----- RECORDS

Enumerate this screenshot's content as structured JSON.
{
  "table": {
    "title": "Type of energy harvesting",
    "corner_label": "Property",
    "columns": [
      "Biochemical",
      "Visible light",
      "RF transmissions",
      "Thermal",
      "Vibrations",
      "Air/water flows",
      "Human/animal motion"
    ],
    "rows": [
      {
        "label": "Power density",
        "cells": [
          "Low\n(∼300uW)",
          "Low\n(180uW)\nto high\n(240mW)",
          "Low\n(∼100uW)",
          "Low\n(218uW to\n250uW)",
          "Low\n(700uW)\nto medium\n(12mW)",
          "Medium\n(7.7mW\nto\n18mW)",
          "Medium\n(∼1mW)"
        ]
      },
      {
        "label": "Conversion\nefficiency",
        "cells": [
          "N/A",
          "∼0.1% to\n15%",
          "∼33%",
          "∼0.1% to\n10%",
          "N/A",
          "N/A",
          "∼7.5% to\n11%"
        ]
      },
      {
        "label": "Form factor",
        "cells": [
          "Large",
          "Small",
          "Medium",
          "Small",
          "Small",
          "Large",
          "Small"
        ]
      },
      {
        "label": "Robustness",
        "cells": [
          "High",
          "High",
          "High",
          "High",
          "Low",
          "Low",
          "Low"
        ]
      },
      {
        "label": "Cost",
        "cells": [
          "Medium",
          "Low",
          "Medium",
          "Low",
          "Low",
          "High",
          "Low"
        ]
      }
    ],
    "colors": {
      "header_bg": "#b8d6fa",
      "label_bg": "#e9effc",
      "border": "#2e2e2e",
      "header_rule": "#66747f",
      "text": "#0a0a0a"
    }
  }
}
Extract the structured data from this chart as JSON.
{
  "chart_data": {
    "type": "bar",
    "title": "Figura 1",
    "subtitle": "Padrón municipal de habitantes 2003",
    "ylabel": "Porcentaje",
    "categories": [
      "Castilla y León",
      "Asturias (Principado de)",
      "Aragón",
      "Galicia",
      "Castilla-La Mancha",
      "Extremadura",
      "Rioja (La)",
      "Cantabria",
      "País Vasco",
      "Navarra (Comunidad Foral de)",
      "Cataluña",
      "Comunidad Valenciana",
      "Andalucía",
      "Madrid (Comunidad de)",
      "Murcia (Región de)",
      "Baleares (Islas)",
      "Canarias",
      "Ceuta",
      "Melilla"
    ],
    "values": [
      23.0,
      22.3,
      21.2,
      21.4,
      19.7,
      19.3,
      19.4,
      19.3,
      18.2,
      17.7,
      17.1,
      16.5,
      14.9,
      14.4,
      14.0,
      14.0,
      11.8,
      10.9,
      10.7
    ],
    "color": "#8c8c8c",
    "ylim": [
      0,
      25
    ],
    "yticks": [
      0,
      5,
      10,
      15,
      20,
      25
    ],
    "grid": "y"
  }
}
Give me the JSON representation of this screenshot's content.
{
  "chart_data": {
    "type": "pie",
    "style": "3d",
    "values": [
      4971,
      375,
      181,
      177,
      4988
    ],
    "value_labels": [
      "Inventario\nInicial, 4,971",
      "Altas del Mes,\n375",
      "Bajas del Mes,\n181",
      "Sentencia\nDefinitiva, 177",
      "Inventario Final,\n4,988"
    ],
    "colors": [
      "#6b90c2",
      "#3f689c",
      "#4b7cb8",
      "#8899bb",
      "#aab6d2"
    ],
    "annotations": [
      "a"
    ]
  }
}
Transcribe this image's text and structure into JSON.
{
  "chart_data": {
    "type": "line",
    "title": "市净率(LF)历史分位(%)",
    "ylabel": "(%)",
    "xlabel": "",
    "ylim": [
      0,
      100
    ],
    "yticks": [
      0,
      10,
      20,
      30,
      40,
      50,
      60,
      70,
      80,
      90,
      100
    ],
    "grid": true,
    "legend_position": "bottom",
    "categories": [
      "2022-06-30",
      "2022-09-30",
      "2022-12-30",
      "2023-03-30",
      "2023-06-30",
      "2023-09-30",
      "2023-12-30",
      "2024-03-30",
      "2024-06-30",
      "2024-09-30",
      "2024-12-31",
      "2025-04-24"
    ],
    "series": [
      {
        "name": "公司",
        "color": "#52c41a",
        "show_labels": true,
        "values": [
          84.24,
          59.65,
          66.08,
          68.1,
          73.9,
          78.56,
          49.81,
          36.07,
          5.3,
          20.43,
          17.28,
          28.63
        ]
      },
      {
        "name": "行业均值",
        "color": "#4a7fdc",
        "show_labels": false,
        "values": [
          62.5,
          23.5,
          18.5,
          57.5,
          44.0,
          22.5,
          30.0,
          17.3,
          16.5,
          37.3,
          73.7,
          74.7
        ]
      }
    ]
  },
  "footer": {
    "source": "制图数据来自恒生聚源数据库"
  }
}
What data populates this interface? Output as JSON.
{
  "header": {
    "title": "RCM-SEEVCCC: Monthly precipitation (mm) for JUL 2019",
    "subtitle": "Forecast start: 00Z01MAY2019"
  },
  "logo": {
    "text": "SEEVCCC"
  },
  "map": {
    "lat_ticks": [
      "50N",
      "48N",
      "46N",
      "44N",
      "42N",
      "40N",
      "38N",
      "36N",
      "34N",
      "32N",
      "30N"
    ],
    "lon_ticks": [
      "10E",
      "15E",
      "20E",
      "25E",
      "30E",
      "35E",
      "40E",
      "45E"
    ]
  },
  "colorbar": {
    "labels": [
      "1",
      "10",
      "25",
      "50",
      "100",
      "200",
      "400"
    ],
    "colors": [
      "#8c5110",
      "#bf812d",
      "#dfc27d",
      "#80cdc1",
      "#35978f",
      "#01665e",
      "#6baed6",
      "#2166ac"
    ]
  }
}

----------

Each record above should be returned exactly as it appears.

Enumerate this screenshot's content as structured JSON.
{
  "table": {
    "title": "Type of energy harvesting",
    "corner_label": "Property",
    "columns": [
      "Biochemical",
      "Visible light",
      "RF transmissions",
      "Thermal",
      "Vibrations",
      "Air/water flows",
      "Human/animal motion"
    ],
    "rows": [
      {
        "label": "Power density",
        "cells": [
          "Low\n(∼300uW)",
          "Low\n(180uW)\nto high\n(240mW)",
          "Low\n(∼100uW)",
          "Low\n(218uW to\n250uW)",
          "Low\n(700uW)\nto medium\n(12mW)",
          "Medium\n(7.7mW\nto\n18mW)",
          "Medium\n(∼1mW)"
        ]
      },
      {
        "label": "Conversion\nefficiency",
        "cells": [
          "N/A",
          "∼0.1% to\n15%",
          "∼33%",
          "∼0.1% to\n10%",
          "N/A",
          "N/A",
          "∼7.5% to\n11%"
        ]
      },
      {
        "label": "Form factor",
        "cells": [
          "Large",
          "Small",
          "Medium",
          "Small",
          "Small",
          "Large",
          "Small"
        ]
      },
      {
        "label": "Robustness",
        "cells": [
          "High",
          "High",
          "High",
          "High",
          "Low",
          "Low",
          "Low"
        ]
      },
      {
        "label": "Cost",
        "cells": [
          "Medium",
          "Low",
          "Medium",
          "Low",
          "Low",
          "High",
          "Low"
        ]
      }
    ],
    "colors": {
      "header_bg": "#b8d6fa",
      "label_bg": "#e9effc",
      "border": "#2e2e2e",
      "header_rule": "#66747f",
      "text": "#0a0a0a"
    }
  }
}
Extract the structured data from this chart as JSON.
{
  "chart_data": {
    "type": "bar",
    "title": "Figura 1",
    "subtitle": "Padrón municipal de habitantes 2003",
    "ylabel": "Porcentaje",
    "categories": [
      "Castilla y León",
      "Asturias (Principado de)",
      "Aragón",
      "Galicia",
      "Castilla-La Mancha",
      "Extremadura",
      "Rioja (La)",
      "Cantabria",
      "País Vasco",
      "Navarra (Comunidad Foral de)",
      "Cataluña",
      "Comunidad Valenciana",
      "Andalucía",
      "Madrid (Comunidad de)",
      "Murcia (Región de)",
      "Baleares (Islas)",
      "Canarias",
      "Ceuta",
      "Melilla"
    ],
    "values": [
      23.0,
      22.3,
      21.2,
      21.4,
      19.7,
      19.3,
      19.4,
      19.3,
      18.2,
      17.7,
      17.1,
      16.5,
      14.9,
      14.4,
      14.0,
      14.0,
      11.8,
      10.9,
      10.7
    ],
    "color": "#8c8c8c",
    "ylim": [
      0,
      25
    ],
    "yticks": [
      0,
      5,
      10,
      15,
      20,
      25
    ],
    "grid": "y"
  }
}
Give me the JSON representation of this screenshot's content.
{
  "chart_data": {
    "type": "pie",
    "style": "3d",
    "values": [
      4971,
      375,
      181,
      177,
      4988
    ],
    "value_labels": [
      "Inventario\nInicial, 4,971",
      "Altas del Mes,\n375",
      "Bajas del Mes,\n181",
      "Sentencia\nDefinitiva, 177",
      "Inventario Final,\n4,988"
    ],
    "colors": [
      "#6b90c2",
      "#3f689c",
      "#4b7cb8",
      "#8899bb",
      "#aab6d2"
    ],
    "annotations": [
      "a"
    ]
  }
}
Transcribe this image's text and structure into JSON.
{
  "chart_data": {
    "type": "line",
    "title": "市净率(LF)历史分位(%)",
    "ylabel": "(%)",
    "xlabel": "",
    "ylim": [
      0,
      100
    ],
    "yticks": [
      0,
      10,
      20,
      30,
      40,
      50,
      60,
      70,
      80,
      90,
      100
    ],
    "grid": true,
    "legend_position": "bottom",
    "categories": [
      "2022-06-30",
      "2022-09-30",
      "2022-12-30",
      "2023-03-30",
      "2023-06-30",
      "2023-09-30",
      "2023-12-30",
      "2024-03-30",
      "2024-06-30",
      "2024-09-30",
      "2024-12-31",
      "2025-04-24"
    ],
    "series": [
      {
        "name": "公司",
        "color": "#52c41a",
        "show_labels": true,
        "values": [
          84.24,
          59.65,
          66.08,
          68.1,
          73.9,
          78.56,
          49.81,
          36.07,
          5.3,
          20.43,
          17.28,
          28.63
        ]
      },
      {
        "name": "行业均值",
        "color": "#4a7fdc",
        "show_labels": false,
        "values": [
          62.5,
          23.5,
          18.5,
          57.5,
          44.0,
          22.5,
          30.0,
          17.3,
          16.5,
          37.3,
          73.7,
          74.7
        ]
      }
    ]
  },
  "footer": {
    "source": "制图数据来自恒生聚源数据库"
  }
}
What data populates this interface? Output as JSON.
{
  "header": {
    "title": "RCM-SEEVCCC: Monthly precipitation (mm) for JUL 2019",
    "subtitle": "Forecast start: 00Z01MAY2019"
  },
  "logo": {
    "text": "SEEVCCC"
  },
  "map": {
    "lat_ticks": [
      "50N",
      "48N",
      "46N",
      "44N",
      "42N",
      "40N",
      "38N",
      "36N",
      "34N",
      "32N",
      "30N"
    ],
    "lon_ticks": [
      "10E",
      "15E",
      "20E",
      "25E",
      "30E",
      "35E",
      "40E",
      "45E"
    ]
  },
  "colorbar": {
    "labels": [
      "1",
      "10",
      "25",
      "50",
      "100",
      "200",
      "400"
    ],
    "colors": [
      "#8c5110",
      "#bf812d",
      "#dfc27d",
      "#80cdc1",
      "#35978f",
      "#01665e",
      "#6baed6",
      "#2166ac"
    ]
  }
}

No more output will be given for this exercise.